- INFORMATION SUPPLIED:

>> BEGIN

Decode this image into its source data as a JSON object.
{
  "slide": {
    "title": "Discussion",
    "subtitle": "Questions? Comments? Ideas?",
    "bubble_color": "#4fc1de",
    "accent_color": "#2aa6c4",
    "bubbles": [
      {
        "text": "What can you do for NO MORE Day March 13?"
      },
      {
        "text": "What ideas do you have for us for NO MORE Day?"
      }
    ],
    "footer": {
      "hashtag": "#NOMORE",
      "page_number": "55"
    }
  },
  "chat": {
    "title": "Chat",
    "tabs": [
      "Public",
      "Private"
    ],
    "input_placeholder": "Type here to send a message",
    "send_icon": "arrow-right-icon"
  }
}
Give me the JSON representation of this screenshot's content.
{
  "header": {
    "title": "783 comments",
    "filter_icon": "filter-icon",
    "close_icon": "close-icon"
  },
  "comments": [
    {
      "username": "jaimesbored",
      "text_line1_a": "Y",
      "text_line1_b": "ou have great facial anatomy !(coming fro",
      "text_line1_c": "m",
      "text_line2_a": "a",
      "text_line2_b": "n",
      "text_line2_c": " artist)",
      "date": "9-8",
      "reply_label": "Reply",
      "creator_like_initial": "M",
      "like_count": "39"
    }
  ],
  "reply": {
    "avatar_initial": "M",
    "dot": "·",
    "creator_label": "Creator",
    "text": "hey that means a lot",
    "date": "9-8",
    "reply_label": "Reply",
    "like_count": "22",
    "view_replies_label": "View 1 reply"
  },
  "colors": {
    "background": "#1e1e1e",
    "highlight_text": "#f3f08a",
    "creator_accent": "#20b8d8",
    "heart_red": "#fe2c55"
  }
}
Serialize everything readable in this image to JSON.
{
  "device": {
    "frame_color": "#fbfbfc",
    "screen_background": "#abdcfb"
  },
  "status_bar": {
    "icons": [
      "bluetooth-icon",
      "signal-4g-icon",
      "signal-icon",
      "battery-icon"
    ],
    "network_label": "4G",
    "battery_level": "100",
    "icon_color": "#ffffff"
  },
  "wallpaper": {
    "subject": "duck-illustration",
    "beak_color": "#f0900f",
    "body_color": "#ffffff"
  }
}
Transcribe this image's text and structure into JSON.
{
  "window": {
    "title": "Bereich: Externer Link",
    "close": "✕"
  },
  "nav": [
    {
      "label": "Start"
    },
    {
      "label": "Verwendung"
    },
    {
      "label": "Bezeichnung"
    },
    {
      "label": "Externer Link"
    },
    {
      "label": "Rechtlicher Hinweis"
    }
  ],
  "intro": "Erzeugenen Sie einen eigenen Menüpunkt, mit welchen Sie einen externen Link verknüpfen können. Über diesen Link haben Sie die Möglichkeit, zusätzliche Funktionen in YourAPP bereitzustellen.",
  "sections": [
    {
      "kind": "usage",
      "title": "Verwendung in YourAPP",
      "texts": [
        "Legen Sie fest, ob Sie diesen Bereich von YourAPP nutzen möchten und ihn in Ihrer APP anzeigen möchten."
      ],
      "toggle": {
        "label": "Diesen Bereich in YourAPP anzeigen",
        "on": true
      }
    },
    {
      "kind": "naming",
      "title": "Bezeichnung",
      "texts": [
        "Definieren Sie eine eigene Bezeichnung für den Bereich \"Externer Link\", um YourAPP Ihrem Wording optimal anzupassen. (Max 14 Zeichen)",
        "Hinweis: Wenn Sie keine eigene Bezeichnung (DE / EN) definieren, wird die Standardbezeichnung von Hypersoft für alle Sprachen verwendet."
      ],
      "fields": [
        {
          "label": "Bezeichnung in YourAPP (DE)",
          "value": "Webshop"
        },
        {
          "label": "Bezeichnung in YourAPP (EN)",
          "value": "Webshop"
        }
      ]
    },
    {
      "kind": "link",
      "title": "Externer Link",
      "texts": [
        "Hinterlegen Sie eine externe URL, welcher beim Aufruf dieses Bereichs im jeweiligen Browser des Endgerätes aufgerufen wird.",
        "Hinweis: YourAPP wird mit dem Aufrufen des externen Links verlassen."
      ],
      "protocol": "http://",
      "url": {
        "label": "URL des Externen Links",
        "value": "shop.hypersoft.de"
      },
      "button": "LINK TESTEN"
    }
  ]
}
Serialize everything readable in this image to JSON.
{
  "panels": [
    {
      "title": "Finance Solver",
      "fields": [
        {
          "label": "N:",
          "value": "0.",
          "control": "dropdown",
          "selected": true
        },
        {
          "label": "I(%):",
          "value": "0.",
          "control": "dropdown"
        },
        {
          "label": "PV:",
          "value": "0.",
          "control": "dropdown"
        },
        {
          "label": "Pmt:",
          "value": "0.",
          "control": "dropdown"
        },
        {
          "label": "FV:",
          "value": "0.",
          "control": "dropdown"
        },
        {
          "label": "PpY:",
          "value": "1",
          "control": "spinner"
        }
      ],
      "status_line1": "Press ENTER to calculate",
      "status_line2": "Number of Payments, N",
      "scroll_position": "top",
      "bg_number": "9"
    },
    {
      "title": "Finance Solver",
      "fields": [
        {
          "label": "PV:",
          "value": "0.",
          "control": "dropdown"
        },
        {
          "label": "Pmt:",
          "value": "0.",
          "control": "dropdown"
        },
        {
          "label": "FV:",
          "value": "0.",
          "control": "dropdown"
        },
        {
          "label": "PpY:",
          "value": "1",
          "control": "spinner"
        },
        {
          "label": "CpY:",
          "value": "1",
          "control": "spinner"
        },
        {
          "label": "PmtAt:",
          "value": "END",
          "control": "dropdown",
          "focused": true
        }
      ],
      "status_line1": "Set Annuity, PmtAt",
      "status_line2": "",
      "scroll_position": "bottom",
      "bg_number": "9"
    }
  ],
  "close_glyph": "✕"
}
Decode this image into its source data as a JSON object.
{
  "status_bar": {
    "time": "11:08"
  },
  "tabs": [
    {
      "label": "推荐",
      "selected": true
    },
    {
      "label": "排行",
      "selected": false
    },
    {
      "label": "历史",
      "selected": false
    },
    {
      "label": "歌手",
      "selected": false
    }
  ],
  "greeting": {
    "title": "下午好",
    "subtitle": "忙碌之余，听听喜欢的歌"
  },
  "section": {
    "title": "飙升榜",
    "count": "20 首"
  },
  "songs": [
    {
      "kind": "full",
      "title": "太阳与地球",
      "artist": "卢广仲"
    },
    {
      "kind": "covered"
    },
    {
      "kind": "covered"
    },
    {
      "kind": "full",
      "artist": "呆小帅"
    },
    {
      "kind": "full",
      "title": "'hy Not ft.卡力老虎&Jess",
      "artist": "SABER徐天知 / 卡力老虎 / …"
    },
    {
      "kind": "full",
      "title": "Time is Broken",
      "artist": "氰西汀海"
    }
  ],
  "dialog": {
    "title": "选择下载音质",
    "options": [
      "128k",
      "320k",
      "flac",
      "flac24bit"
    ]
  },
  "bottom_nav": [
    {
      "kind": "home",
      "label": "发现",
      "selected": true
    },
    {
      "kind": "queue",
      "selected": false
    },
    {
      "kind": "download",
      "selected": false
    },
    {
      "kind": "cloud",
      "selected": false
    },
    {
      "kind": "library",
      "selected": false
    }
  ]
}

>> END

- PROMPT: Return the entries above exactly as they appear.

- EXPECTED ANSWER:
Decode this image into its source data as a JSON object.
{
  "slide": {
    "title": "Discussion",
    "subtitle": "Questions? Comments? Ideas?",
    "bubble_color": "#4fc1de",
    "accent_color": "#2aa6c4",
    "bubbles": [
      {
        "text": "What can you do for NO MORE Day March 13?"
      },
      {
        "text": "What ideas do you have for us for NO MORE Day?"
      }
    ],
    "footer": {
      "hashtag": "#NOMORE",
      "page_number": "55"
    }
  },
  "chat": {
    "title": "Chat",
    "tabs": [
      "Public",
      "Private"
    ],
    "input_placeholder": "Type here to send a message",
    "send_icon": "arrow-right-icon"
  }
}
Give me the JSON representation of this screenshot's content.
{
  "header": {
    "title": "783 comments",
    "filter_icon": "filter-icon",
    "close_icon": "close-icon"
  },
  "comments": [
    {
      "username": "jaimesbored",
      "text_line1_a": "Y",
      "text_line1_b": "ou have great facial anatomy !(coming fro",
      "text_line1_c": "m",
      "text_line2_a": "a",
      "text_line2_b": "n",
      "text_line2_c": " artist)",
      "date": "9-8",
      "reply_label": "Reply",
      "creator_like_initial": "M",
      "like_count": "39"
    }
  ],
  "reply": {
    "avatar_initial": "M",
    "dot": "·",
    "creator_label": "Creator",
    "text": "hey that means a lot",
    "date": "9-8",
    "reply_label": "Reply",
    "like_count": "22",
    "view_replies_label": "View 1 reply"
  },
  "colors": {
    "background": "#1e1e1e",
    "highlight_text": "#f3f08a",
    "creator_accent": "#20b8d8",
    "heart_red": "#fe2c55"
  }
}
Serialize everything readable in this image to JSON.
{
  "device": {
    "frame_color": "#fbfbfc",
    "screen_background": "#abdcfb"
  },
  "status_bar": {
    "icons": [
      "bluetooth-icon",
      "signal-4g-icon",
      "signal-icon",
      "battery-icon"
    ],
    "network_label": "4G",
    "battery_level": "100",
    "icon_color": "#ffffff"
  },
  "wallpaper": {
    "subject": "duck-illustration",
    "beak_color": "#f0900f",
    "body_color": "#ffffff"
  }
}
Transcribe this image's text and structure into JSON.
{
  "window": {
    "title": "Bereich: Externer Link",
    "close": "✕"
  },
  "nav": [
    {
      "label": "Start"
    },
    {
      "label": "Verwendung"
    },
    {
      "label": "Bezeichnung"
    },
    {
      "label": "Externer Link"
    },
    {
      "label": "Rechtlicher Hinweis"
    }
  ],
  "intro": "Erzeugenen Sie einen eigenen Menüpunkt, mit welchen Sie einen externen Link verknüpfen können. Über diesen Link haben Sie die Möglichkeit, zusätzliche Funktionen in YourAPP bereitzustellen.",
  "sections": [
    {
      "kind": "usage",
      "title": "Verwendung in YourAPP",
      "texts": [
        "Legen Sie fest, ob Sie diesen Bereich von YourAPP nutzen möchten und ihn in Ihrer APP anzeigen möchten."
      ],
      "toggle": {
        "label": "Diesen Bereich in YourAPP anzeigen",
        "on": true
      }
    },
    {
      "kind": "naming",
      "title": "Bezeichnung",
      "texts": [
        "Definieren Sie eine eigene Bezeichnung für den Bereich \"Externer Link\", um YourAPP Ihrem Wording optimal anzupassen. (Max 14 Zeichen)",
        "Hinweis: Wenn Sie keine eigene Bezeichnung (DE / EN) definieren, wird die Standardbezeichnung von Hypersoft für alle Sprachen verwendet."
      ],
      "fields": [
        {
          "label": "Bezeichnung in YourAPP (DE)",
          "value": "Webshop"
        },
        {
          "label": "Bezeichnung in YourAPP (EN)",
          "value": "Webshop"
        }
      ]
    },
    {
      "kind": "link",
      "title": "Externer Link",
      "texts": [
        "Hinterlegen Sie eine externe URL, welcher beim Aufruf dieses Bereichs im jeweiligen Browser des Endgerätes aufgerufen wird.",
        "Hinweis: YourAPP wird mit dem Aufrufen des externen Links verlassen."
      ],
      "protocol": "http://",
      "url": {
        "label": "URL des Externen Links",
        "value": "shop.hypersoft.de"
      },
      "button": "LINK TESTEN"
    }
  ]
}
Serialize everything readable in this image to JSON.
{
  "panels": [
    {
      "title": "Finance Solver",
      "fields": [
        {
          "label": "N:",
          "value": "0.",
          "control": "dropdown",
          "selected": true
        },
        {
          "label": "I(%):",
          "value": "0.",
          "control": "dropdown"
        },
        {
          "label": "PV:",
          "value": "0.",
          "control": "dropdown"
        },
        {
          "label": "Pmt:",
          "value": "0.",
          "control": "dropdown"
        },
        {
          "label": "FV:",
          "value": "0.",
          "control": "dropdown"
        },
        {
          "label": "PpY:",
          "value": "1",
          "control": "spinner"
        }
      ],
      "status_line1": "Press ENTER to calculate",
      "status_line2": "Number of Payments, N",
      "scroll_position": "top",
      "bg_number": "9"
    },
    {
      "title": "Finance Solver",
      "fields": [
        {
          "label": "PV:",
          "value": "0.",
          "control": "dropdown"
        },
        {
          "label": "Pmt:",
          "value": "0.",
          "control": "dropdown"
        },
        {
          "label": "FV:",
          "value": "0.",
          "control": "dropdown"
        },
        {
          "label": "PpY:",
          "value": "1",
          "control": "spinner"
        },
        {
          "label": "CpY:",
          "value": "1",
          "control": "spinner"
        },
        {
          "label": "PmtAt:",
          "value": "END",
          "control": "dropdown",
          "focused": true
        }
      ],
      "status_line1": "Set Annuity, PmtAt",
      "status_line2": "",
      "scroll_position": "bottom",
      "bg_number": "9"
    }
  ],
  "close_glyph": "✕"
}
Decode this image into its source data as a JSON object.
{
  "status_bar": {
    "time": "11:08"
  },
  "tabs": [
    {
      "label": "推荐",
      "selected": true
    },
    {
      "label": "排行",
      "selected": false
    },
    {
      "label": "历史",
      "selected": false
    },
    {
      "label": "歌手",
      "selected": false
    }
  ],
  "greeting": {
    "title": "下午好",
    "subtitle": "忙碌之余，听听喜欢的歌"
  },
  "section": {
    "title": "飙升榜",
    "count": "20 首"
  },
  "songs": [
    {
      "kind": "full",
      "title": "太阳与地球",
      "artist": "卢广仲"
    },
    {
      "kind": "covered"
    },
    {
      "kind": "covered"
    },
    {
      "kind": "full",
      "artist": "呆小帅"
    },
    {
      "kind": "full",
      "title": "'hy Not ft.卡力老虎&Jess",
      "artist": "SABER徐天知 / 卡力老虎 / …"
    },
    {
      "kind": "full",
      "title": "Time is Broken",
      "artist": "氰西汀海"
    }
  ],
  "dialog": {
    "title": "选择下载音质",
    "options": [
      "128k",
      "320k",
      "flac",
      "flac24bit"
    ]
  },
  "bottom_nav": [
    {
      "kind": "home",
      "label": "发现",
      "selected": true
    },
    {
      "kind": "queue",
      "selected": false
    },
    {
      "kind": "download",
      "selected": false
    },
    {
      "kind": "cloud",
      "selected": false
    },
    {
      "kind": "library",
      "selected": false
    }
  ]
}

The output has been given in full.